**Latihan Singkat A:** Tulis ulang tanpa perubahan baris-baris pada data di bawah, mulai dari baris yang memuat "377, 268, 424]" dan berhenti setelah baris yang memuat "203, 420, 575]".

==== Kutipan Tulisan ====

Putri Salju, Dongeng, dan Ancaman Kepunahan


poster serial Once Upon A Time

PEREMPUAN itu bernama Emma. Ia datang ke kota kecil Storybrook di Boston, Massacussets demi mengantarkan anak kandungnya. Kota kecil itu nampak biasa saja, sebagaimana kota-kota kecil lainnya. Namun siapa sangka, penduduk kota kecil itu adalah mereka yang hidup di negeri dongeng, yang kemudian mendapatkan kutukan yakni terlempar ke masa kini, dan melupakan siapa dirinya.

Emma tak menyadari kalau dirinya adalah putri dari karakter dongeng Putri Salju (Snow White), yang kemudian jadi sahabatnya. Di tempat itu, ayahnya Prince Charming, juga sedang berusaha untuk mendekati Snow. Namun, apa daya, ibu ratu penyihir, yang menjadi walikota, berusaha untuk menggagalkan semua jalinan cinta. Jadilah kota itu sebagai kota yang hampa dengan karakter-karakter yang melupakan dirinya.

Aku sedang menyaksikan serial berjudul Once Upon A Time yang sedang ditayangkan stasiun televisi ABC. Kisah ini memang berdasarkan berbagai dongeng, namun diberikan nuansa baru sehingga jadi lebih segar dan adaptif dengan perkembangan. Kisah-kisahnya lalu ditulis ulang, dipertautkan dengan banyak kisah dongeng lainnya, sehingga memunculkan kisah baru yang berbeda dengan sebelmnya. Jadilah sebuah kisah dongeng modern yang dahsyat dengan karakter dongeng klasik.

==== Data Tersedia ====

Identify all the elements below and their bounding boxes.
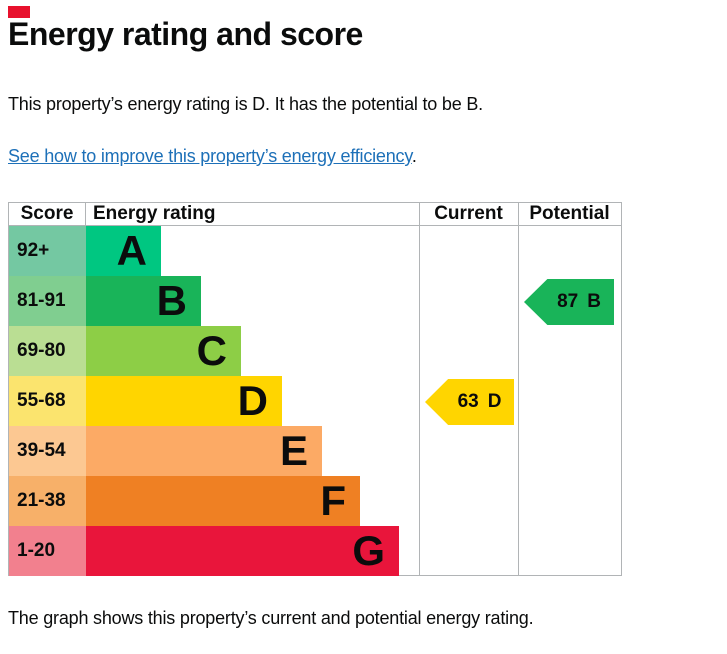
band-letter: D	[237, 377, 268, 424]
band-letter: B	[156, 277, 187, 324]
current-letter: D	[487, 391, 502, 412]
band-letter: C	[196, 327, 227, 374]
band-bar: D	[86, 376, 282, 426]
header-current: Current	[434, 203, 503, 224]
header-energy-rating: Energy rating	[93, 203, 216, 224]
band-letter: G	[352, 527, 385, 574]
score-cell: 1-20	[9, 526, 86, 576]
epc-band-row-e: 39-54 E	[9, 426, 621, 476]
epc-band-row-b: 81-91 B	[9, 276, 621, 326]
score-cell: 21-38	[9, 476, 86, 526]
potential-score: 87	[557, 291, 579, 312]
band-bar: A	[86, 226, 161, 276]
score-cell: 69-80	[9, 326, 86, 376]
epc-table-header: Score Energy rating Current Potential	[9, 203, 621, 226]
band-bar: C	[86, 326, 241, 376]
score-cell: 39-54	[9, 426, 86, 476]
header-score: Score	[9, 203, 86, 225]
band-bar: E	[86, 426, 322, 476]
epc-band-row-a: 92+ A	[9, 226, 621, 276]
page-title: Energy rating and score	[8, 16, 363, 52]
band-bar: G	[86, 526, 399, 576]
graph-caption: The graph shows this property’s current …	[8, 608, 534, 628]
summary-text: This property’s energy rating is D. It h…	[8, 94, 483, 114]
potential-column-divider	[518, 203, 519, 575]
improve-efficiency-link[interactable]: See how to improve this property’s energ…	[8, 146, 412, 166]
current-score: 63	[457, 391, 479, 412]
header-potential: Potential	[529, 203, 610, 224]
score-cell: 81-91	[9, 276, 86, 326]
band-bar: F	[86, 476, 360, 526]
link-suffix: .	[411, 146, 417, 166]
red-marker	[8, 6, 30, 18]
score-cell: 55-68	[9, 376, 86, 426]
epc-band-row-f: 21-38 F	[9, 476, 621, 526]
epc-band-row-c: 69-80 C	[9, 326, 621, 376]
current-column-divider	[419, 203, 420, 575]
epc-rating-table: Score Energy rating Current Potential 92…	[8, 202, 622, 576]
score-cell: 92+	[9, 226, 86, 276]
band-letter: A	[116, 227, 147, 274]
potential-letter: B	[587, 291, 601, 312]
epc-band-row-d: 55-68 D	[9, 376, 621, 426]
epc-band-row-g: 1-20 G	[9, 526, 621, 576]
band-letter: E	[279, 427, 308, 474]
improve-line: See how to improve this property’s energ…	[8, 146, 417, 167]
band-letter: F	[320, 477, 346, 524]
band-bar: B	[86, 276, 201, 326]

====

**Latihan Singkat B:** Siapa saja tokoh yang disebut namanya dalam tulisan tentang serial Once Upon A Time?

**Hasil Tugas A:**
band-letter: D	[237, 377, 268, 424]
band-letter: B	[156, 277, 187, 324]
current-letter: D	[487, 391, 502, 412]
band-letter: C	[196, 327, 227, 374]
band-bar: D	[86, 376, 282, 426]
header-current: Current	[434, 203, 503, 224]
header-energy-rating: Energy rating	[93, 203, 216, 224]
band-letter: G	[352, 527, 385, 574]
score-cell: 1-20	[9, 526, 86, 576]
epc-band-row-e: 39-54 E	[9, 426, 621, 476]
epc-band-row-b: 81-91 B	[9, 276, 621, 326]
score-cell: 21-38	[9, 476, 86, 526]
potential-score: 87	[557, 291, 579, 312]
band-bar: A	[86, 226, 161, 276]
score-cell: 69-80	[9, 326, 86, 376]
epc-table-header: Score Energy rating Current Potential	[9, 203, 621, 226]
band-bar: C	[86, 326, 241, 376]
score-cell: 39-54	[9, 426, 86, 476]
header-score: Score	[9, 203, 86, 225]
band-bar: E	[86, 426, 322, 476]
epc-band-row-a: 92+ A	[9, 226, 621, 276]
page-title: Energy rating and score	[8, 16, 363, 52]
band-bar: G	[86, 526, 399, 576]
graph-caption: The graph shows this property’s current …	[8, 608, 534, 628]
summary-text: This property’s energy rating is D. It h…	[8, 94, 483, 114]
potential-column-divider	[518, 203, 519, 575]
improve-efficiency-link[interactable]: See how to improve this property’s energ…	[8, 146, 412, 166]
current-score: 63	[457, 391, 479, 412]
header-potential: Potential	[529, 203, 610, 224]
score-cell: 81-91	[9, 276, 86, 326]
band-bar: F	[86, 476, 360, 526]
link-suffix: .	[411, 146, 417, 166]
red-marker	[8, 6, 30, 18]
score-cell: 55-68	[9, 376, 86, 426]
epc-band-row-f: 21-38 F	[9, 476, 621, 526]
epc-band-row-c: 69-80 C	[9, 326, 621, 376]
current-column-divider	[419, 203, 420, 575]

**Hasil Tugas B:** Emma, Putri Salju (Snow White), Prince Charming